Challenge —
Output each entry that follows exactly. Images stay out.

Items —
# # # # # # #

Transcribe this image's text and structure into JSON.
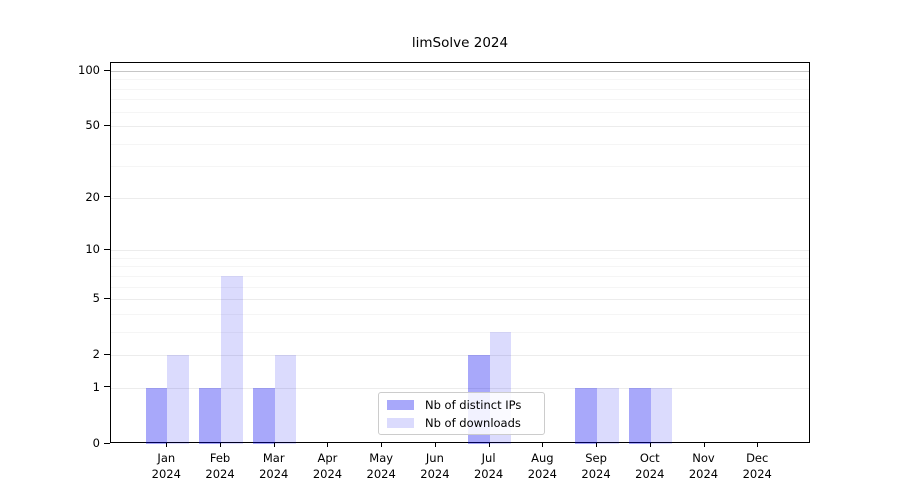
{
  "chart_data": {
    "type": "bar",
    "title": "limSolve 2024",
    "xlabel": "",
    "ylabel": "",
    "year": "2024",
    "categories": [
      "Jan",
      "Feb",
      "Mar",
      "Apr",
      "May",
      "Jun",
      "Jul",
      "Aug",
      "Sep",
      "Oct",
      "Nov",
      "Dec"
    ],
    "series": [
      {
        "name": "Nb of distinct IPs",
        "color": "rgba(0,0,240,0.34)",
        "solid_color": "#a9a9f8",
        "values": [
          1,
          1,
          1,
          0,
          0,
          0,
          2,
          0,
          1,
          1,
          0,
          0
        ]
      },
      {
        "name": "Nb of downloads",
        "color": "rgba(0,0,240,0.14)",
        "solid_color": "#dcdcf9",
        "values": [
          2,
          7,
          2,
          0,
          0,
          0,
          3,
          0,
          1,
          1,
          0,
          0
        ]
      }
    ],
    "y_scale": "log10(1+x)",
    "ylim": [
      0,
      115
    ],
    "y_major_ticks": [
      0,
      1,
      2,
      5,
      10,
      20,
      50,
      100
    ],
    "y_minor_ticks": [
      3,
      4,
      6,
      7,
      8,
      9,
      30,
      40,
      60,
      70,
      80,
      90
    ],
    "grid": {
      "on": true,
      "major_color": "#ececec",
      "minor_color": "#f5f5f5",
      "top_line_value": 100,
      "top_line_color": "#c6c6c6"
    },
    "legend": {
      "position": "bottom-center",
      "border_color": "#cccccc"
    }
  }
}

# # # # # # #

Reply to the task —
Transcribe this image's text and structure into JSON.
{
  "chart_data": {
    "type": "bar",
    "title": "limSolve 2024",
    "xlabel": "",
    "ylabel": "",
    "year": "2024",
    "categories": [
      "Jan",
      "Feb",
      "Mar",
      "Apr",
      "May",
      "Jun",
      "Jul",
      "Aug",
      "Sep",
      "Oct",
      "Nov",
      "Dec"
    ],
    "series": [
      {
        "name": "Nb of distinct IPs",
        "color": "rgba(0,0,240,0.34)",
        "solid_color": "#a9a9f8",
        "values": [
          1,
          1,
          1,
          0,
          0,
          0,
          2,
          0,
          1,
          1,
          0,
          0
        ]
      },
      {
        "name": "Nb of downloads",
        "color": "rgba(0,0,240,0.14)",
        "solid_color": "#dcdcf9",
        "values": [
          2,
          7,
          2,
          0,
          0,
          0,
          3,
          0,
          1,
          1,
          0,
          0
        ]
      }
    ],
    "y_scale": "log10(1+x)",
    "ylim": [
      0,
      115
    ],
    "y_major_ticks": [
      0,
      1,
      2,
      5,
      10,
      20,
      50,
      100
    ],
    "y_minor_ticks": [
      3,
      4,
      6,
      7,
      8,
      9,
      30,
      40,
      60,
      70,
      80,
      90
    ],
    "grid": {
      "on": true,
      "major_color": "#ececec",
      "minor_color": "#f5f5f5",
      "top_line_value": 100,
      "top_line_color": "#c6c6c6"
    },
    "legend": {
      "position": "bottom-center",
      "border_color": "#cccccc"
    }
  }
}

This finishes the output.